Aim of the task:
Give every entry again, word for word.

-- Start Material provided --

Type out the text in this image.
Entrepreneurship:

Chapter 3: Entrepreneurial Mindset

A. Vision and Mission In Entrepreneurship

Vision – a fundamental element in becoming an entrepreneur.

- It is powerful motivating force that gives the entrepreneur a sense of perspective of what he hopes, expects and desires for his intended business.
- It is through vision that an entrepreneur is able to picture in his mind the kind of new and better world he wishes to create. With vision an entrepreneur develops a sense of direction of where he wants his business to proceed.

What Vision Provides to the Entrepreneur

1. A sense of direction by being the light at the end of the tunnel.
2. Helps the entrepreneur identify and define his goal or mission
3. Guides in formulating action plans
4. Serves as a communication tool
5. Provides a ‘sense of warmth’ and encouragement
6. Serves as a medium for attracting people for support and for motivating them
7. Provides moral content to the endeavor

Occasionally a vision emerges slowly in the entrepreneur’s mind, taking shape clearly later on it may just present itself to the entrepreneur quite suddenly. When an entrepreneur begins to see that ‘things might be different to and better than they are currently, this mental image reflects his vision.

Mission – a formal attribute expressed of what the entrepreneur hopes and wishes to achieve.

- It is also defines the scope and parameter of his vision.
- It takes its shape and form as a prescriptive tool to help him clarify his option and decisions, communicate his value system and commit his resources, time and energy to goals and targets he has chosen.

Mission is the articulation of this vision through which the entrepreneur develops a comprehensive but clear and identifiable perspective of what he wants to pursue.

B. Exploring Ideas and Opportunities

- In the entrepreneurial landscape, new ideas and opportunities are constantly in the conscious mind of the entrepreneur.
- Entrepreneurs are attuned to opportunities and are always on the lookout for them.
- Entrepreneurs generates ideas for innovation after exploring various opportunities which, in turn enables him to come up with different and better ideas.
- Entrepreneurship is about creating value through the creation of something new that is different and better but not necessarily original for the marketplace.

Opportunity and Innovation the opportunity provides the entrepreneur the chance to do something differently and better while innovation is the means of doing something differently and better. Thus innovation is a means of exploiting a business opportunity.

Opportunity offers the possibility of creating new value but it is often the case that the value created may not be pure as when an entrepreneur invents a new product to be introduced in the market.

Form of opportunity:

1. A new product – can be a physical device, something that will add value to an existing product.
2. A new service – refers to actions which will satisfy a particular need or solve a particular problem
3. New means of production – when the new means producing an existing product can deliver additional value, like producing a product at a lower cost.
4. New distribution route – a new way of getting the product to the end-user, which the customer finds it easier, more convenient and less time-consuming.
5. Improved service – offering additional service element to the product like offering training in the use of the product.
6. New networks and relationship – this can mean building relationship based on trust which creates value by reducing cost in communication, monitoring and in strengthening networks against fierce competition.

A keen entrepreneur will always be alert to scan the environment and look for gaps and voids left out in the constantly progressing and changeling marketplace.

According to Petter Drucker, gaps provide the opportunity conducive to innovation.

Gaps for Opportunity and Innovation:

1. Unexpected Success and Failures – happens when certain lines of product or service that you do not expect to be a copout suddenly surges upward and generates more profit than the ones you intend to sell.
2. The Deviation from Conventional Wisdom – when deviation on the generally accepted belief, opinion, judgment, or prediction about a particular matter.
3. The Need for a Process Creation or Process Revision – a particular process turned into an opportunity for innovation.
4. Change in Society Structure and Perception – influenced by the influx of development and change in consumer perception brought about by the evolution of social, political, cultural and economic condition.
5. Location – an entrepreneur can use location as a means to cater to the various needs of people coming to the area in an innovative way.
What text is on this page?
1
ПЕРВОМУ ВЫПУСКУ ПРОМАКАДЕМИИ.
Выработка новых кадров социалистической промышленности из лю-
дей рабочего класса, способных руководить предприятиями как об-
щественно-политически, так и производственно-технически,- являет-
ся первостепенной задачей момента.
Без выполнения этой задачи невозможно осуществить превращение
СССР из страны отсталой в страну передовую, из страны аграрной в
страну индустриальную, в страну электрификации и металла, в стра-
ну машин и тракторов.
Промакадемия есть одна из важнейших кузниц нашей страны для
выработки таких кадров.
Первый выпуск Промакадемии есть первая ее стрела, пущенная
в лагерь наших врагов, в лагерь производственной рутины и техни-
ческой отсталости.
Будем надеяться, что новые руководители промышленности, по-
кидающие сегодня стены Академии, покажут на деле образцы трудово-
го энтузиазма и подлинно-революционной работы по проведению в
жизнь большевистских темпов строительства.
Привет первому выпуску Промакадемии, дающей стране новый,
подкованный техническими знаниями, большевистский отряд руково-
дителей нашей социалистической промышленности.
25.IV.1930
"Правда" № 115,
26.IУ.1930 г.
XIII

-- End Material provided --

Output:
Type out the text in this image.
Entrepreneurship:

Chapter 3: Entrepreneurial Mindset

A. Vision and Mission In Entrepreneurship

Vision – a fundamental element in becoming an entrepreneur.

- It is powerful motivating force that gives the entrepreneur a sense of perspective of what he hopes, expects and desires for his intended business.
- It is through vision that an entrepreneur is able to picture in his mind the kind of new and better world he wishes to create. With vision an entrepreneur develops a sense of direction of where he wants his business to proceed.

What Vision Provides to the Entrepreneur

1. A sense of direction by being the light at the end of the tunnel.
2. Helps the entrepreneur identify and define his goal or mission
3. Guides in formulating action plans
4. Serves as a communication tool
5. Provides a ‘sense of warmth’ and encouragement
6. Serves as a medium for attracting people for support and for motivating them
7. Provides moral content to the endeavor

Occasionally a vision emerges slowly in the entrepreneur’s mind, taking shape clearly later on it may just present itself to the entrepreneur quite suddenly. When an entrepreneur begins to see that ‘things might be different to and better than they are currently, this mental image reflects his vision.

Mission – a formal attribute expressed of what the entrepreneur hopes and wishes to achieve.

- It is also defines the scope and parameter of his vision.
- It takes its shape and form as a prescriptive tool to help him clarify his option and decisions, communicate his value system and commit his resources, time and energy to goals and targets he has chosen.

Mission is the articulation of this vision through which the entrepreneur develops a comprehensive but clear and identifiable perspective of what he wants to pursue.

B. Exploring Ideas and Opportunities

- In the entrepreneurial landscape, new ideas and opportunities are constantly in the conscious mind of the entrepreneur.
- Entrepreneurs are attuned to opportunities and are always on the lookout for them.
- Entrepreneurs generates ideas for innovation after exploring various opportunities which, in turn enables him to come up with different and better ideas.
- Entrepreneurship is about creating value through the creation of something new that is different and better but not necessarily original for the marketplace.

Opportunity and Innovation the opportunity provides the entrepreneur the chance to do something differently and better while innovation is the means of doing something differently and better. Thus innovation is a means of exploiting a business opportunity.

Opportunity offers the possibility of creating new value but it is often the case that the value created may not be pure as when an entrepreneur invents a new product to be introduced in the market.

Form of opportunity:

1. A new product – can be a physical device, something that will add value to an existing product.
2. A new service – refers to actions which will satisfy a particular need or solve a particular problem
3. New means of production – when the new means producing an existing product can deliver additional value, like producing a product at a lower cost.
4. New distribution route – a new way of getting the product to the end-user, which the customer finds it easier, more convenient and less time-consuming.
5. Improved service – offering additional service element to the product like offering training in the use of the product.
6. New networks and relationship – this can mean building relationship based on trust which creates value by reducing cost in communication, monitoring and in strengthening networks against fierce competition.

A keen entrepreneur will always be alert to scan the environment and look for gaps and voids left out in the constantly progressing and changeling marketplace.

According to Petter Drucker, gaps provide the opportunity conducive to innovation.

Gaps for Opportunity and Innovation:

1. Unexpected Success and Failures – happens when certain lines of product or service that you do not expect to be a copout suddenly surges upward and generates more profit than the ones you intend to sell.
2. The Deviation from Conventional Wisdom – when deviation on the generally accepted belief, opinion, judgment, or prediction about a particular matter.
3. The Need for a Process Creation or Process Revision – a particular process turned into an opportunity for innovation.
4. Change in Society Structure and Perception – influenced by the influx of development and change in consumer perception brought about by the evolution of social, political, cultural and economic condition.
5. Location – an entrepreneur can use location as a means to cater to the various needs of people coming to the area in an innovative way.
What text is on this page?
1
ПЕРВОМУ ВЫПУСКУ ПРОМАКАДЕМИИ.
Выработка новых кадров социалистической промышленности из лю-
дей рабочего класса, способных руководить предприятиями как об-
щественно-политически, так и производственно-технически,- являет-
ся первостепенной задачей момента.
Без выполнения этой задачи невозможно осуществить превращение
СССР из страны отсталой в страну передовую, из страны аграрной в
страну индустриальную, в страну электрификации и металла, в стра-
ну машин и тракторов.
Промакадемия есть одна из важнейших кузниц нашей страны для
выработки таких кадров.
Первый выпуск Промакадемии есть первая ее стрела, пущенная
в лагерь наших врагов, в лагерь производственной рутины и техни-
ческой отсталости.
Будем надеяться, что новые руководители промышленности, по-
кидающие сегодня стены Академии, покажут на деле образцы трудово-
го энтузиазма и подлинно-революционной работы по проведению в
жизнь большевистских темпов строительства.
Привет первому выпуску Промакадемии, дающей стране новый,
подкованный техническими знаниями, большевистский отряд руково-
дителей нашей социалистической промышленности.
25.IV.1930
"Правда" № 115,
26.IУ.1930 г.
XIII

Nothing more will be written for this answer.